[start of RECORDS TO PROCESS]

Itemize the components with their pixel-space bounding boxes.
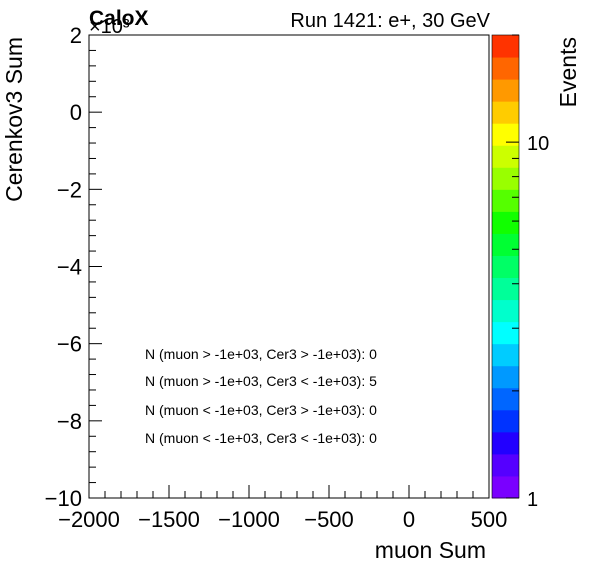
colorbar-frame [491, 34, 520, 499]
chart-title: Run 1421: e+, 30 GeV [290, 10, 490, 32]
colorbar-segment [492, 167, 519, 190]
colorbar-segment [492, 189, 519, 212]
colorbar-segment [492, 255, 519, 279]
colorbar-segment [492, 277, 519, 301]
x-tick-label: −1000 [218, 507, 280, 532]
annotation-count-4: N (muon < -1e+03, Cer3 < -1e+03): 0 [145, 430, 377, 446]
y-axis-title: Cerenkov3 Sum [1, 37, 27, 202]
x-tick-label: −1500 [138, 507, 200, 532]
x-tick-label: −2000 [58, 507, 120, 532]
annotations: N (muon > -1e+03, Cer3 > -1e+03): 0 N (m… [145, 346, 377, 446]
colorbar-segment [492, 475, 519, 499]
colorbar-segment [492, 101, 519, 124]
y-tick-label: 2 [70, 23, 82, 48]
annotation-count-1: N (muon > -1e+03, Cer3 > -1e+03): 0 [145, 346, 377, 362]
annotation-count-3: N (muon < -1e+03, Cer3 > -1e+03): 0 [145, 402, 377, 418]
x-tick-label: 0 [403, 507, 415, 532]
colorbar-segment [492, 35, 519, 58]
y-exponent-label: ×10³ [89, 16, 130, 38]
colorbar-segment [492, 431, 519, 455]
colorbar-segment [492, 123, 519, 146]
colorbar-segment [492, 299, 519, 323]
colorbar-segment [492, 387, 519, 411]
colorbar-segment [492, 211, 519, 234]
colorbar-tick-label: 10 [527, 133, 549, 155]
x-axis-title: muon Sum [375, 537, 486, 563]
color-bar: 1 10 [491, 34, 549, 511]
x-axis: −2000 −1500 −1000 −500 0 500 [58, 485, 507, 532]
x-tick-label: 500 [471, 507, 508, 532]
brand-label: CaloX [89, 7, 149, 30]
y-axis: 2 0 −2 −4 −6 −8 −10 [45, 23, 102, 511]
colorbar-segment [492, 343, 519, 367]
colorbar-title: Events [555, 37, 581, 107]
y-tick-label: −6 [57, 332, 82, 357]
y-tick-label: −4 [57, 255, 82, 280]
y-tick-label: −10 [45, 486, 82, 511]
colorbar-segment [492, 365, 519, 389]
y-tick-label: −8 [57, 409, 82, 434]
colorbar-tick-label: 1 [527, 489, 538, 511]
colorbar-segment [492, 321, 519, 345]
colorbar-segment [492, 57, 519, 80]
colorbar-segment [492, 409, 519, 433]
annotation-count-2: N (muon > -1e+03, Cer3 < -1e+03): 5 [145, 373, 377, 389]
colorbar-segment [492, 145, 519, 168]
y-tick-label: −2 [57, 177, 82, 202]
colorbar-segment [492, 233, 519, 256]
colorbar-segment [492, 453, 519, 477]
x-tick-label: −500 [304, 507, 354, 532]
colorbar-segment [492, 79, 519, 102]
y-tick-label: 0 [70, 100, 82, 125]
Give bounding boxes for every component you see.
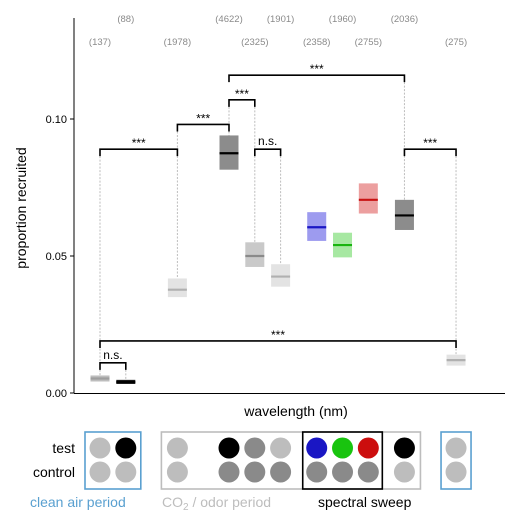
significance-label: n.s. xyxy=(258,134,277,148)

[end of RECORDS TO PROCESS]

EXERCISE. Copy every line of the records above without changing anything, and leave out the pictures.

RESPONSE TO THIS TASK.
Itemize the components with their pixel-space bounding boxes.
colorbar-frame [491, 34, 520, 499]
chart-title: Run 1421: e+, 30 GeV [290, 10, 490, 32]
colorbar-segment [492, 167, 519, 190]
colorbar-segment [492, 189, 519, 212]
colorbar-segment [492, 255, 519, 279]
colorbar-segment [492, 277, 519, 301]
x-tick-label: −1000 [218, 507, 280, 532]
annotation-count-4: N (muon < -1e+03, Cer3 < -1e+03): 0 [145, 430, 377, 446]
y-axis-title: Cerenkov3 Sum [1, 37, 27, 202]
x-tick-label: −1500 [138, 507, 200, 532]
x-tick-label: −2000 [58, 507, 120, 532]
annotations: N (muon > -1e+03, Cer3 > -1e+03): 0 N (m… [145, 346, 377, 446]
colorbar-segment [492, 475, 519, 499]
colorbar-segment [492, 101, 519, 124]
y-tick-label: 2 [70, 23, 82, 48]
annotation-count-1: N (muon > -1e+03, Cer3 > -1e+03): 0 [145, 346, 377, 362]
annotation-count-3: N (muon < -1e+03, Cer3 > -1e+03): 0 [145, 402, 377, 418]
x-tick-label: 0 [403, 507, 415, 532]
colorbar-segment [492, 35, 519, 58]
y-exponent-label: ×10³ [89, 16, 130, 38]
colorbar-segment [492, 431, 519, 455]
colorbar-segment [492, 123, 519, 146]
colorbar-segment [492, 299, 519, 323]
colorbar-segment [492, 387, 519, 411]
colorbar-segment [492, 211, 519, 234]
colorbar-tick-label: 10 [527, 133, 549, 155]
x-axis-title: muon Sum [375, 537, 486, 563]
color-bar: 1 10 [491, 34, 549, 511]
x-axis: −2000 −1500 −1000 −500 0 500 [58, 485, 507, 532]
x-tick-label: 500 [471, 507, 508, 532]
brand-label: CaloX [89, 7, 149, 30]
y-axis: 2 0 −2 −4 −6 −8 −10 [45, 23, 102, 511]
colorbar-segment [492, 343, 519, 367]
colorbar-title: Events [555, 37, 581, 107]
y-tick-label: −6 [57, 332, 82, 357]
y-tick-label: −4 [57, 255, 82, 280]
y-tick-label: −10 [45, 486, 82, 511]
colorbar-segment [492, 365, 519, 389]
y-tick-label: −8 [57, 409, 82, 434]
colorbar-tick-label: 1 [527, 489, 538, 511]
colorbar-segment [492, 321, 519, 345]
colorbar-segment [492, 57, 519, 80]
colorbar-segment [492, 409, 519, 433]
annotation-count-2: N (muon > -1e+03, Cer3 < -1e+03): 5 [145, 373, 377, 389]
colorbar-segment [492, 145, 519, 168]
y-tick-label: −2 [57, 177, 82, 202]
colorbar-segment [492, 233, 519, 256]
colorbar-segment [492, 453, 519, 477]
x-tick-label: −500 [304, 507, 354, 532]
colorbar-segment [492, 79, 519, 102]
y-tick-label: 0 [70, 100, 82, 125]
Give bounding boxes for every component you see.
significance-label: n.s. xyxy=(258,134,277,148)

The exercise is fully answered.